■ TASK
Select all lines in the records that include "Hebrew".

■ RECORDS TO PROCESS

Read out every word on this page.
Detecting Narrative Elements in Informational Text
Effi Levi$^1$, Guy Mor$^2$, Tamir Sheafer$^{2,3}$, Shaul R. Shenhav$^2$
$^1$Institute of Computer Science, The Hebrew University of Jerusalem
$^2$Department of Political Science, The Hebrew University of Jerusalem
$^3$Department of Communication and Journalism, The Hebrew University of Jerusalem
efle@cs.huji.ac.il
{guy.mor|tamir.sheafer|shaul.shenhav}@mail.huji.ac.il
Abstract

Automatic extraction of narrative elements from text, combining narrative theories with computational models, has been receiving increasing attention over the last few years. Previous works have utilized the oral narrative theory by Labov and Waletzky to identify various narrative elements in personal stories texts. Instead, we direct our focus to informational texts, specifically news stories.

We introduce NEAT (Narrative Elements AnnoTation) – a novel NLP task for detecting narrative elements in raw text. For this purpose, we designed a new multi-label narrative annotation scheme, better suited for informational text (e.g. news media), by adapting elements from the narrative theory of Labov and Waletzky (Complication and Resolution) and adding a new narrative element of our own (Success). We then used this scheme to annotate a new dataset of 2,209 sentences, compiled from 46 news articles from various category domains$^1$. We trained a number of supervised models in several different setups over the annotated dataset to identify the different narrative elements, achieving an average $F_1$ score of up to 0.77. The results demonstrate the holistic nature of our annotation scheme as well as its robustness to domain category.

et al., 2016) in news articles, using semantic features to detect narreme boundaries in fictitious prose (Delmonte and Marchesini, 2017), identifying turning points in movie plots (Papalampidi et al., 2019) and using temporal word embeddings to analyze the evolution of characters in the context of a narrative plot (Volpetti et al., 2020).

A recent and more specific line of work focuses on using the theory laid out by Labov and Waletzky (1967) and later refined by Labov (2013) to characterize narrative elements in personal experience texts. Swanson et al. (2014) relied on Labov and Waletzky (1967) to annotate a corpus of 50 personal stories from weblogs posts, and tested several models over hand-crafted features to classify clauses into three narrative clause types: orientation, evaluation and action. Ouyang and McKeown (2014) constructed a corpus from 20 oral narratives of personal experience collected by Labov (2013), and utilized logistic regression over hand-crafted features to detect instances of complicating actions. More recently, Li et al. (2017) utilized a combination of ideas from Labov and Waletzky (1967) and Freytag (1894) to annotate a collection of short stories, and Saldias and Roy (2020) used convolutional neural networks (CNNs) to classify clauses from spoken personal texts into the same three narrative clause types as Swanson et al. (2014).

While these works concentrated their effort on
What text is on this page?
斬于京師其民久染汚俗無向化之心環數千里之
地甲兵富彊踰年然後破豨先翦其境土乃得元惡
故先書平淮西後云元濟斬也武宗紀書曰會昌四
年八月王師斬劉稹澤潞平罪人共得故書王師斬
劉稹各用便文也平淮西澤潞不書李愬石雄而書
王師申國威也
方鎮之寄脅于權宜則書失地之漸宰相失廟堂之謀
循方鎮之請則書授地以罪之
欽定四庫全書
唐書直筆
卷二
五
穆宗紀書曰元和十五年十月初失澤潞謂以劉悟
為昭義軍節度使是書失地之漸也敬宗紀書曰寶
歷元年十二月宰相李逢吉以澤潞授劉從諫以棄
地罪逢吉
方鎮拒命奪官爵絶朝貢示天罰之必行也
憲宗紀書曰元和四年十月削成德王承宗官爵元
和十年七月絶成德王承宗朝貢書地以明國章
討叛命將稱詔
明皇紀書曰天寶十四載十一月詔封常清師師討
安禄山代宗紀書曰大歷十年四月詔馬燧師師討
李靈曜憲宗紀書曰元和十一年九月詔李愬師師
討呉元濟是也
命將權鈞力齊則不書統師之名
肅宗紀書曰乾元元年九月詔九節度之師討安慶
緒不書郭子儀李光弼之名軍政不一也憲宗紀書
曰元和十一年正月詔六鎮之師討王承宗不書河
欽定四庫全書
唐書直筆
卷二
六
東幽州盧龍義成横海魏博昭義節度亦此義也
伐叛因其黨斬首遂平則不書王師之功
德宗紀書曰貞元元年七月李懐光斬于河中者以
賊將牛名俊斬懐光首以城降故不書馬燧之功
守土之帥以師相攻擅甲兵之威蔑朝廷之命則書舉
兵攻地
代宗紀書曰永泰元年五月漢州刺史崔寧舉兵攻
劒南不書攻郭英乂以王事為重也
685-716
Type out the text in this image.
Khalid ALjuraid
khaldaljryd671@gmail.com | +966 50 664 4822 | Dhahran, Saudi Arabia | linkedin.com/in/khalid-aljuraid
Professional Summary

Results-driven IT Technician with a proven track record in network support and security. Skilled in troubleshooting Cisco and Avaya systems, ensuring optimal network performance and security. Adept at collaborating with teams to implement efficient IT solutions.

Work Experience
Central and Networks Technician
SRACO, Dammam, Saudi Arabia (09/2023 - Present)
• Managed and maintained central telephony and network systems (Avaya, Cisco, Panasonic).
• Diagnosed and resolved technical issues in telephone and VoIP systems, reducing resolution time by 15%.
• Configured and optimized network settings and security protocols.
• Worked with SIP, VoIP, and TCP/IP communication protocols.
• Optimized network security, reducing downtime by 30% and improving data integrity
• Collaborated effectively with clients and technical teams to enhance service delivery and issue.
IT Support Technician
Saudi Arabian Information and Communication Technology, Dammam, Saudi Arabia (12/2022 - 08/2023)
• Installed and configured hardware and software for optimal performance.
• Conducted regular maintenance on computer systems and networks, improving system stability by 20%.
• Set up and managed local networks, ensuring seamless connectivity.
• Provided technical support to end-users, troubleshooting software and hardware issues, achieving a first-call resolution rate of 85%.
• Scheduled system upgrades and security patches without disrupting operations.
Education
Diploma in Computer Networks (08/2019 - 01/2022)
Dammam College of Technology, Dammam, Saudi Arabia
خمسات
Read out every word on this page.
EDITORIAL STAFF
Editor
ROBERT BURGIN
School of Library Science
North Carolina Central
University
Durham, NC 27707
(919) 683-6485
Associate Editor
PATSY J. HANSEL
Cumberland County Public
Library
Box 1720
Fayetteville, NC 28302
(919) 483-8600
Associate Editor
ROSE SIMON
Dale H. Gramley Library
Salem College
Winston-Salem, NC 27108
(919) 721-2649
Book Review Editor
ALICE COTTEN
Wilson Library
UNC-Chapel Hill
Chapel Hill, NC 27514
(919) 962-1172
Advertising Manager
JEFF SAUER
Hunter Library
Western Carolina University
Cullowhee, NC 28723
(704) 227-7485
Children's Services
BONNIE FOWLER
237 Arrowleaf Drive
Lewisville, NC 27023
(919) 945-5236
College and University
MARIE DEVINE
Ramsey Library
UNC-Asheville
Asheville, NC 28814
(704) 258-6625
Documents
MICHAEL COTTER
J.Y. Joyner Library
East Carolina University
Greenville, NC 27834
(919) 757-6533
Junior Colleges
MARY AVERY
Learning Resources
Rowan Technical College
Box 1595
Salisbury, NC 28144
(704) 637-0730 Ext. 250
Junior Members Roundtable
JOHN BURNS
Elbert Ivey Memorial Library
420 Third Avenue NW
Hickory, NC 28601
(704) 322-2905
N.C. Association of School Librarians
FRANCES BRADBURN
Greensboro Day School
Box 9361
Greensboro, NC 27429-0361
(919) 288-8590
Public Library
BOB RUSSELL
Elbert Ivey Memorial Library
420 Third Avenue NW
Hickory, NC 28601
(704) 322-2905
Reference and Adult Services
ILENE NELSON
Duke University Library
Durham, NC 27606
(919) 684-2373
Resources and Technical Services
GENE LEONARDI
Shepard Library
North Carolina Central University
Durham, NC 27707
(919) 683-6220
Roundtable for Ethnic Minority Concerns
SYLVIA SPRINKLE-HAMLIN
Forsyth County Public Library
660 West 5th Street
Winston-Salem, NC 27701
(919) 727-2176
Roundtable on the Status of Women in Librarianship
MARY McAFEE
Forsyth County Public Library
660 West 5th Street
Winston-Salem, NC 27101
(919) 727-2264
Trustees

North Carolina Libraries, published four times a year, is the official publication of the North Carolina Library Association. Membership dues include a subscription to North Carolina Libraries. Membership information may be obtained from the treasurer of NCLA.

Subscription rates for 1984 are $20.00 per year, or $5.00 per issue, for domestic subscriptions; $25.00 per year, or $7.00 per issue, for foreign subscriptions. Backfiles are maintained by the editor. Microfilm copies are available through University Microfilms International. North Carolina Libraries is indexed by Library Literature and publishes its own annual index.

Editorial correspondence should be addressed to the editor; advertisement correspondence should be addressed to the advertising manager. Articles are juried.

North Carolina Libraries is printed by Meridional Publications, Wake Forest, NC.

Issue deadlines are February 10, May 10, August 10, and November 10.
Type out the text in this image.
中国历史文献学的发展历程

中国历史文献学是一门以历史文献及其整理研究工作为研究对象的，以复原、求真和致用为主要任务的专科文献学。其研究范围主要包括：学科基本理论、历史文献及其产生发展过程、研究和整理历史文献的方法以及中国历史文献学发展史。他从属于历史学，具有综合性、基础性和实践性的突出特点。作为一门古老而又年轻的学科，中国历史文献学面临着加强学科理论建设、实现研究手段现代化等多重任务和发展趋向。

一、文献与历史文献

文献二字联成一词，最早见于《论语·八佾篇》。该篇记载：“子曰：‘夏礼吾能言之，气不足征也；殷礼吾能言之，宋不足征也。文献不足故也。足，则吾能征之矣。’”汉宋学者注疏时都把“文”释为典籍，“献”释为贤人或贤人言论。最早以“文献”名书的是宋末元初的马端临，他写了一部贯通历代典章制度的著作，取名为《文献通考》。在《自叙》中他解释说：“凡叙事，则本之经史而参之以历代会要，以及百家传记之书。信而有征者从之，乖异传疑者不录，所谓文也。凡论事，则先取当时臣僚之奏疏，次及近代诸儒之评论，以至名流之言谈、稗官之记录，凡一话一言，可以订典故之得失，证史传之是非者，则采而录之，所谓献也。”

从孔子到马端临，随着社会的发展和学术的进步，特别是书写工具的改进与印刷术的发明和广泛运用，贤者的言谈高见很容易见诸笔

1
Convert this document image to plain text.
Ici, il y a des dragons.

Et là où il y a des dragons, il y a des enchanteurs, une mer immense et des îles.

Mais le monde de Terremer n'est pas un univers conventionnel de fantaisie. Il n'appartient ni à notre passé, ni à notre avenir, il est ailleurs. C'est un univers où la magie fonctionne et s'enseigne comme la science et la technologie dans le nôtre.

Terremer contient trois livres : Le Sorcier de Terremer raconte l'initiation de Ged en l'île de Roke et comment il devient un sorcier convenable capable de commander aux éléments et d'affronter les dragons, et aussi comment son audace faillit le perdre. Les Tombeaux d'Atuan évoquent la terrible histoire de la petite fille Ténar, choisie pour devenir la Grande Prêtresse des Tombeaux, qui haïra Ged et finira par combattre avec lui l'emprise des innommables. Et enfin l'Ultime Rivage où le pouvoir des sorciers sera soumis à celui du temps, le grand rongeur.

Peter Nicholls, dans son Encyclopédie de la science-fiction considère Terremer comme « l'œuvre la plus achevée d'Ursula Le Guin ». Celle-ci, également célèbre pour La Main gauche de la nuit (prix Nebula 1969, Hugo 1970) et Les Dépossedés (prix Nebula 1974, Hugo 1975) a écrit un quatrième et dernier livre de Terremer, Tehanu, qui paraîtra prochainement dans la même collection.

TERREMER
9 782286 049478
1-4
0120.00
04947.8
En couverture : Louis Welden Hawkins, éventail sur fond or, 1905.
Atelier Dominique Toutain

■ SOLUTION FOR THIS PROBLEM
$^1$Institute of Computer Science, The Hebrew University of Jerusalem
$^2$Department of Political Science, The Hebrew University of Jerusalem
$^3$Department of Communication and Journalism, The Hebrew University of Jerusalem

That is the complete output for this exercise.